____ Exercise materials
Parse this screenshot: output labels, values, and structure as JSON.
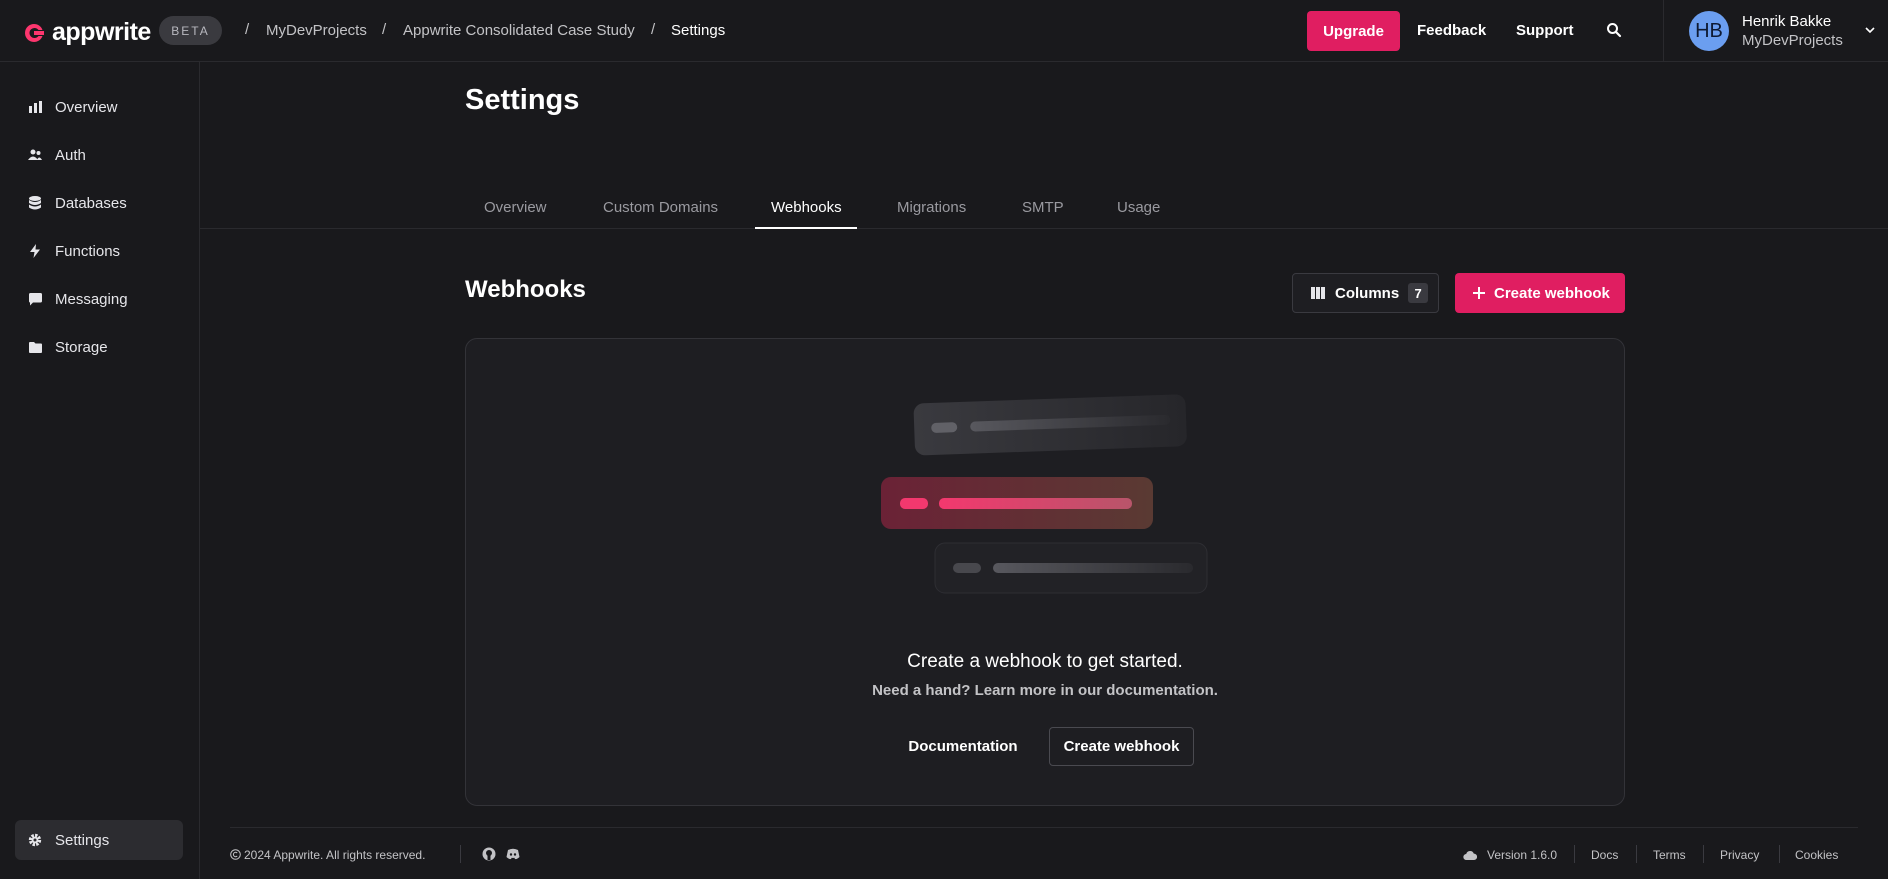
{
  "header": {
    "logo_text": "appwrite",
    "badge": "BETA",
    "breadcrumbs": [
      "MyDevProjects",
      "Appwrite Consolidated Case Study",
      "Settings"
    ],
    "upgrade_label": "Upgrade",
    "feedback_label": "Feedback",
    "support_label": "Support",
    "user": {
      "initials": "HB",
      "name": "Henrik Bakke",
      "org": "MyDevProjects"
    }
  },
  "sidebar": {
    "items": [
      {
        "label": "Overview",
        "icon": "chart-icon"
      },
      {
        "label": "Auth",
        "icon": "users-icon"
      },
      {
        "label": "Databases",
        "icon": "database-icon"
      },
      {
        "label": "Functions",
        "icon": "lightning-icon"
      },
      {
        "label": "Messaging",
        "icon": "chat-icon"
      },
      {
        "label": "Storage",
        "icon": "folder-icon"
      }
    ],
    "settings_label": "Settings"
  },
  "page": {
    "title": "Settings",
    "tabs": [
      "Overview",
      "Custom Domains",
      "Webhooks",
      "Migrations",
      "SMTP",
      "Usage"
    ],
    "active_tab": "Webhooks"
  },
  "webhooks": {
    "title": "Webhooks",
    "columns_label": "Columns",
    "columns_count": "7",
    "create_label": "Create webhook",
    "empty_title": "Create a webhook to get started.",
    "empty_sub": "Need a hand? Learn more in our documentation.",
    "documentation_label": "Documentation",
    "create_label_secondary": "Create webhook"
  },
  "footer": {
    "copyright": "2024 Appwrite. All rights reserved.",
    "version": "Version 1.6.0",
    "links": [
      "Docs",
      "Terms",
      "Privacy",
      "Cookies"
    ]
  },
  "colors": {
    "accent": "#e01e61",
    "background": "#19191c"
  }
}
________
Task requirements
Leave out every picture and copy the rest of the records exactly.

Worked solution
Parse this screenshot: output labels, values, and structure as JSON.
{
  "header": {
    "logo_text": "appwrite",
    "badge": "BETA",
    "breadcrumbs": [
      "MyDevProjects",
      "Appwrite Consolidated Case Study",
      "Settings"
    ],
    "upgrade_label": "Upgrade",
    "feedback_label": "Feedback",
    "support_label": "Support",
    "user": {
      "initials": "HB",
      "name": "Henrik Bakke",
      "org": "MyDevProjects"
    }
  },
  "sidebar": {
    "items": [
      {
        "label": "Overview",
        "icon": "chart-icon"
      },
      {
        "label": "Auth",
        "icon": "users-icon"
      },
      {
        "label": "Databases",
        "icon": "database-icon"
      },
      {
        "label": "Functions",
        "icon": "lightning-icon"
      },
      {
        "label": "Messaging",
        "icon": "chat-icon"
      },
      {
        "label": "Storage",
        "icon": "folder-icon"
      }
    ],
    "settings_label": "Settings"
  },
  "page": {
    "title": "Settings",
    "tabs": [
      "Overview",
      "Custom Domains",
      "Webhooks",
      "Migrations",
      "SMTP",
      "Usage"
    ],
    "active_tab": "Webhooks"
  },
  "webhooks": {
    "title": "Webhooks",
    "columns_label": "Columns",
    "columns_count": "7",
    "create_label": "Create webhook",
    "empty_title": "Create a webhook to get started.",
    "empty_sub": "Need a hand? Learn more in our documentation.",
    "documentation_label": "Documentation",
    "create_label_secondary": "Create webhook"
  },
  "footer": {
    "copyright": "2024 Appwrite. All rights reserved.",
    "version": "Version 1.6.0",
    "links": [
      "Docs",
      "Terms",
      "Privacy",
      "Cookies"
    ]
  },
  "colors": {
    "accent": "#e01e61",
    "background": "#19191c"
  }
}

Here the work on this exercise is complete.